◆ WHAT NEEDS TO BE DONE: Copy every line from the material below that holds "objet".

◆ ENTRIES:
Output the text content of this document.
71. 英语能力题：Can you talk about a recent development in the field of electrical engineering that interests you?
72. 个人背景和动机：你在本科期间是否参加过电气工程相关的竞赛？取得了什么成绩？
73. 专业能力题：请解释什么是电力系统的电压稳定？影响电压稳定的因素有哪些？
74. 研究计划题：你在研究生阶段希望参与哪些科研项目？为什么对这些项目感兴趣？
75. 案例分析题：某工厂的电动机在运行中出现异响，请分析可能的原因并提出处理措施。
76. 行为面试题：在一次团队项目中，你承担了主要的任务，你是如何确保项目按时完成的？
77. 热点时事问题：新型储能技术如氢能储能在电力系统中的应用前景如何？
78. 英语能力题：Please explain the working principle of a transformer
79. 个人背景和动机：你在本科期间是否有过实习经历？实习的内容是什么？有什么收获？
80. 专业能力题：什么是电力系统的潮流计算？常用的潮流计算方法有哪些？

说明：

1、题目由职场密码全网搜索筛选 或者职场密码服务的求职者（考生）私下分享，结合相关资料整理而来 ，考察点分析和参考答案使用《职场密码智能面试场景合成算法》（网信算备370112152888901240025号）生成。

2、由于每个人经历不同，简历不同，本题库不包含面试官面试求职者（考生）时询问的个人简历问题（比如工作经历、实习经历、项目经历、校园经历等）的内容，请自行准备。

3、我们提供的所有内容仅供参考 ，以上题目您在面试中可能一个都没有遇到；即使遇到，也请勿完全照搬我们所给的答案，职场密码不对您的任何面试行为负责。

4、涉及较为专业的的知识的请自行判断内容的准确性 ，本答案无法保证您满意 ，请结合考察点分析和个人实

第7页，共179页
...
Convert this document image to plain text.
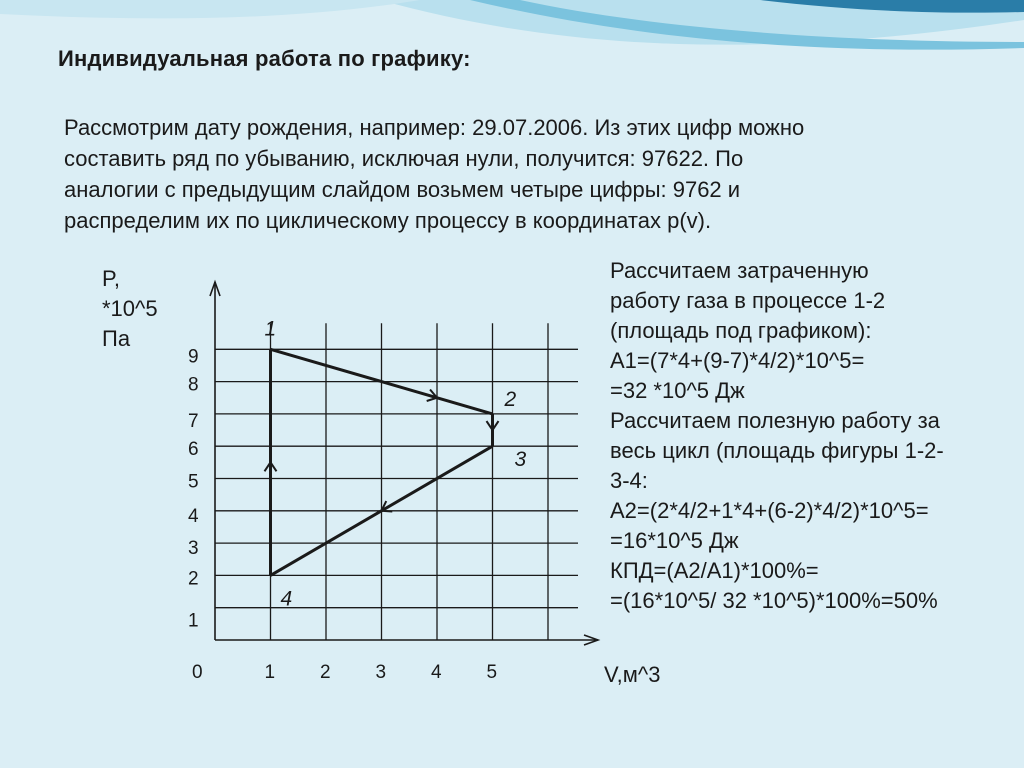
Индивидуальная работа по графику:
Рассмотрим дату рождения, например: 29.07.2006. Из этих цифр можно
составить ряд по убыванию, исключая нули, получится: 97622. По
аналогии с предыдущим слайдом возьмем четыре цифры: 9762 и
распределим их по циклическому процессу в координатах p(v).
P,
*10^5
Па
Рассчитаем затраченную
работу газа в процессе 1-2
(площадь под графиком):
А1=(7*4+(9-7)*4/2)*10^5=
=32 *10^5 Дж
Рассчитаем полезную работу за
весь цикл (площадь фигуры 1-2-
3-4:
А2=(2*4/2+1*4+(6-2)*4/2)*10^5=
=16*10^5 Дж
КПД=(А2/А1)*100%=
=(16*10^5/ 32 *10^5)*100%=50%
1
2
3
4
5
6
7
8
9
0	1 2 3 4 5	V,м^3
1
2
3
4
==
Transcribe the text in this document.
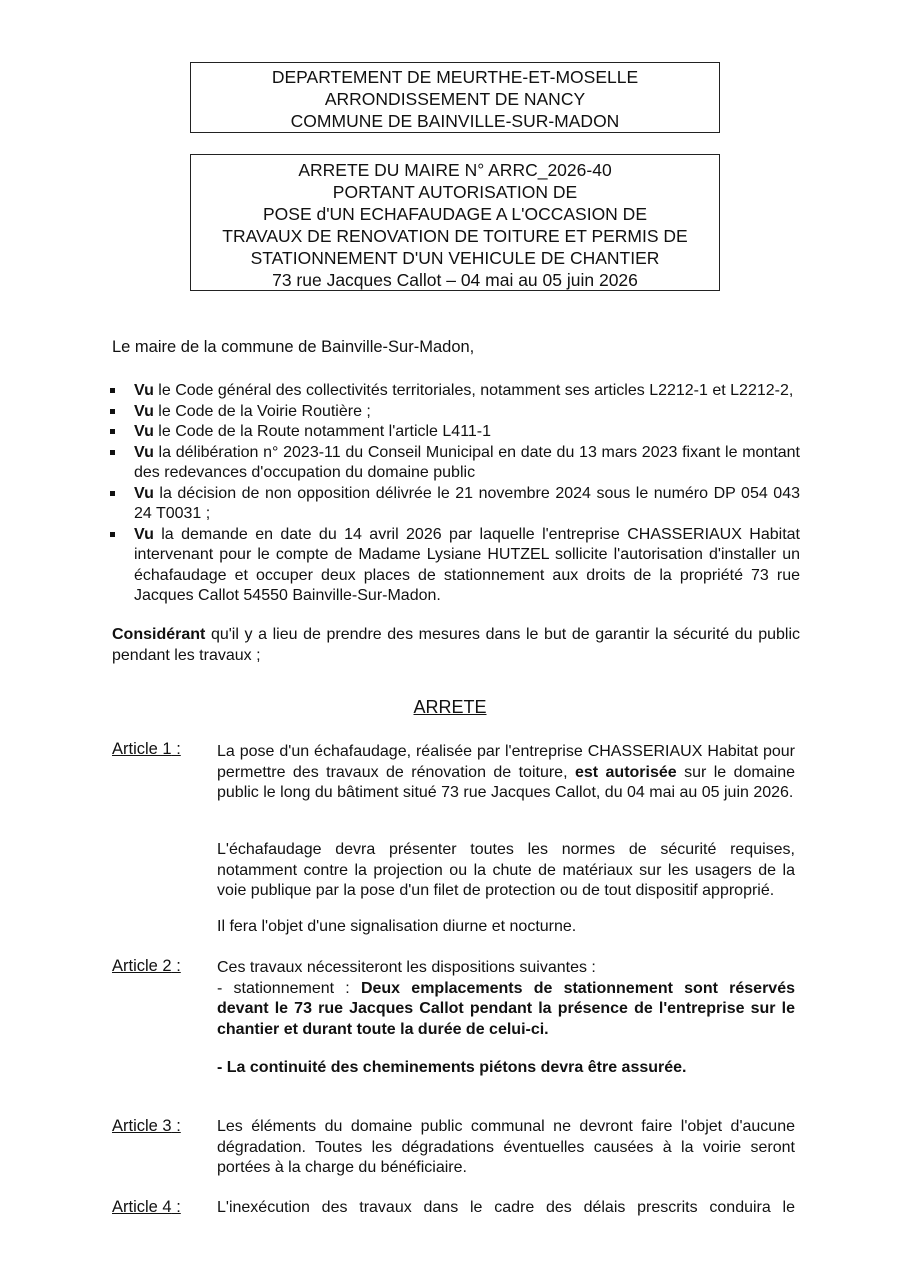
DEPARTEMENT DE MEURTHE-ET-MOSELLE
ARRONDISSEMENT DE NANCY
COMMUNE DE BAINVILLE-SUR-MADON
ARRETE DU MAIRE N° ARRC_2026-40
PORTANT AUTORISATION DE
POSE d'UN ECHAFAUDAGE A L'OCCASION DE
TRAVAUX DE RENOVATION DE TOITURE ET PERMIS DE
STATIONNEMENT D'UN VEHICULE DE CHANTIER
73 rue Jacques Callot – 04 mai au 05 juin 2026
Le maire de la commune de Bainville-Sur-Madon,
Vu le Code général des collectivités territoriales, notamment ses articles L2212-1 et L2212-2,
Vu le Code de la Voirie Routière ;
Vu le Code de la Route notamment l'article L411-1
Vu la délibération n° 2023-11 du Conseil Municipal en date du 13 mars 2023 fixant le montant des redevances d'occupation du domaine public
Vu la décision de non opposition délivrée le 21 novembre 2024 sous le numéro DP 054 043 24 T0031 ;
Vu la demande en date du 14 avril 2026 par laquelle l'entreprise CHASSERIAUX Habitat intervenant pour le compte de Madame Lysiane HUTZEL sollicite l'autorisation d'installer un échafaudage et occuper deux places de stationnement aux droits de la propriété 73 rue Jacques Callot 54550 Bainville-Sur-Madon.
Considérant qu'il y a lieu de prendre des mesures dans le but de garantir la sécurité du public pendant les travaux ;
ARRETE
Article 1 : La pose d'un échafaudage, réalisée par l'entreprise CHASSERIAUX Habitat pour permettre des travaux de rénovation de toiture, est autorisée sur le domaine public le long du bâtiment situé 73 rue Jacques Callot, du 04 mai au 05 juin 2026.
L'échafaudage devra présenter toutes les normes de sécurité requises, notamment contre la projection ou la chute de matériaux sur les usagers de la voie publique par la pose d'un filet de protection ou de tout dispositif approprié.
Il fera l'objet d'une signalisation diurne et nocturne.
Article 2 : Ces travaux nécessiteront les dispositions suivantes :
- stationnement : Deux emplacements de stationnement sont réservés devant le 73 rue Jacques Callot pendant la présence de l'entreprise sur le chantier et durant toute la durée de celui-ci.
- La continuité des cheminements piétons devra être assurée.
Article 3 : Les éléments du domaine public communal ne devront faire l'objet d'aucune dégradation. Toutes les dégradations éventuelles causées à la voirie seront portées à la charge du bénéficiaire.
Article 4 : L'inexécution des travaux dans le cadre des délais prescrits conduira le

◆ RESPONSE TO THIS TASK:
Il fera l'objet d'une signalisation diurne et nocturne.
Article 3 : Les éléments du domaine public communal ne devront faire l'objet d'aucune dégradation. Toutes les dégradations éventuelles causées à la voirie seront portées à la charge du bénéficiaire.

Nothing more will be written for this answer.